--- Exercise brief ---
Retype all of the data. Every line must match exactly.

— Start Data excerpts —

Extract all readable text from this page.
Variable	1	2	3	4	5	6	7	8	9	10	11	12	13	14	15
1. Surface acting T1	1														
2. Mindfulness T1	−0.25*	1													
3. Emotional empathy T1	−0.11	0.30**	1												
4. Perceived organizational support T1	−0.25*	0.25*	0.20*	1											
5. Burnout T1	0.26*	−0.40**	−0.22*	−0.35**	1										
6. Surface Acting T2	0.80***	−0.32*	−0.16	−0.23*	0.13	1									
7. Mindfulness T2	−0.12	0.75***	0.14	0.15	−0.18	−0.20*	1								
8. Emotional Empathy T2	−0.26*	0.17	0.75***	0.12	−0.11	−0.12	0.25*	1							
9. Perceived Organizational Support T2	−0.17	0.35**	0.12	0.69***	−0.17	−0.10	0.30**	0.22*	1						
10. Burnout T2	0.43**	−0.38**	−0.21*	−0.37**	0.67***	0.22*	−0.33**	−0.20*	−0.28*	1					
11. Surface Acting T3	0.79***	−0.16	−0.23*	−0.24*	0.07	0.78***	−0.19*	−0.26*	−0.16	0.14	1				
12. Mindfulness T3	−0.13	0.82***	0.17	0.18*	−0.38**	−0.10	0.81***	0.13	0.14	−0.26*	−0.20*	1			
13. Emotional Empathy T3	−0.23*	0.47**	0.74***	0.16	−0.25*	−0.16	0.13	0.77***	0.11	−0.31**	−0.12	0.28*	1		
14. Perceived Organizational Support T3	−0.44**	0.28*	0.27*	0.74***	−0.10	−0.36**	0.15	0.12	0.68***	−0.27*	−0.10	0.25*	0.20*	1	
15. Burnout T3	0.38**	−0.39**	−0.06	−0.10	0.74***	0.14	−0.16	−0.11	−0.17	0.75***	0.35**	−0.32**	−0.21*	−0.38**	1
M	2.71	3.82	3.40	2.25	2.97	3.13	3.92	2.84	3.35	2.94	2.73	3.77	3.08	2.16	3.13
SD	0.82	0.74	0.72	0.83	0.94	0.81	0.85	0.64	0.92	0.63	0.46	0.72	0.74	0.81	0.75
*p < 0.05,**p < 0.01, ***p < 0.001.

— End Data excerpts —

--- Result of the task ---
Extract all readable text from this page.
Variable	1	2	3	4	5	6	7	8	9	10	11	12	13	14	15
1. Surface acting T1	1														
2. Mindfulness T1	−0.25*	1													
3. Emotional empathy T1	−0.11	0.30**	1												
4. Perceived organizational support T1	−0.25*	0.25*	0.20*	1											
5. Burnout T1	0.26*	−0.40**	−0.22*	−0.35**	1										
6. Surface Acting T2	0.80***	−0.32*	−0.16	−0.23*	0.13	1									
7. Mindfulness T2	−0.12	0.75***	0.14	0.15	−0.18	−0.20*	1								
8. Emotional Empathy T2	−0.26*	0.17	0.75***	0.12	−0.11	−0.12	0.25*	1							
9. Perceived Organizational Support T2	−0.17	0.35**	0.12	0.69***	−0.17	−0.10	0.30**	0.22*	1						
10. Burnout T2	0.43**	−0.38**	−0.21*	−0.37**	0.67***	0.22*	−0.33**	−0.20*	−0.28*	1					
11. Surface Acting T3	0.79***	−0.16	−0.23*	−0.24*	0.07	0.78***	−0.19*	−0.26*	−0.16	0.14	1				
12. Mindfulness T3	−0.13	0.82***	0.17	0.18*	−0.38**	−0.10	0.81***	0.13	0.14	−0.26*	−0.20*	1			
13. Emotional Empathy T3	−0.23*	0.47**	0.74***	0.16	−0.25*	−0.16	0.13	0.77***	0.11	−0.31**	−0.12	0.28*	1		
14. Perceived Organizational Support T3	−0.44**	0.28*	0.27*	0.74***	−0.10	−0.36**	0.15	0.12	0.68***	−0.27*	−0.10	0.25*	0.20*	1	
15. Burnout T3	0.38**	−0.39**	−0.06	−0.10	0.74***	0.14	−0.16	−0.11	−0.17	0.75***	0.35**	−0.32**	−0.21*	−0.38**	1
M	2.71	3.82	3.40	2.25	2.97	3.13	3.92	2.84	3.35	2.94	2.73	3.77	3.08	2.16	3.13
SD	0.82	0.74	0.72	0.83	0.94	0.81	0.85	0.64	0.92	0.63	0.46	0.72	0.74	0.81	0.75
*p < 0.05,**p < 0.01, ***p < 0.001.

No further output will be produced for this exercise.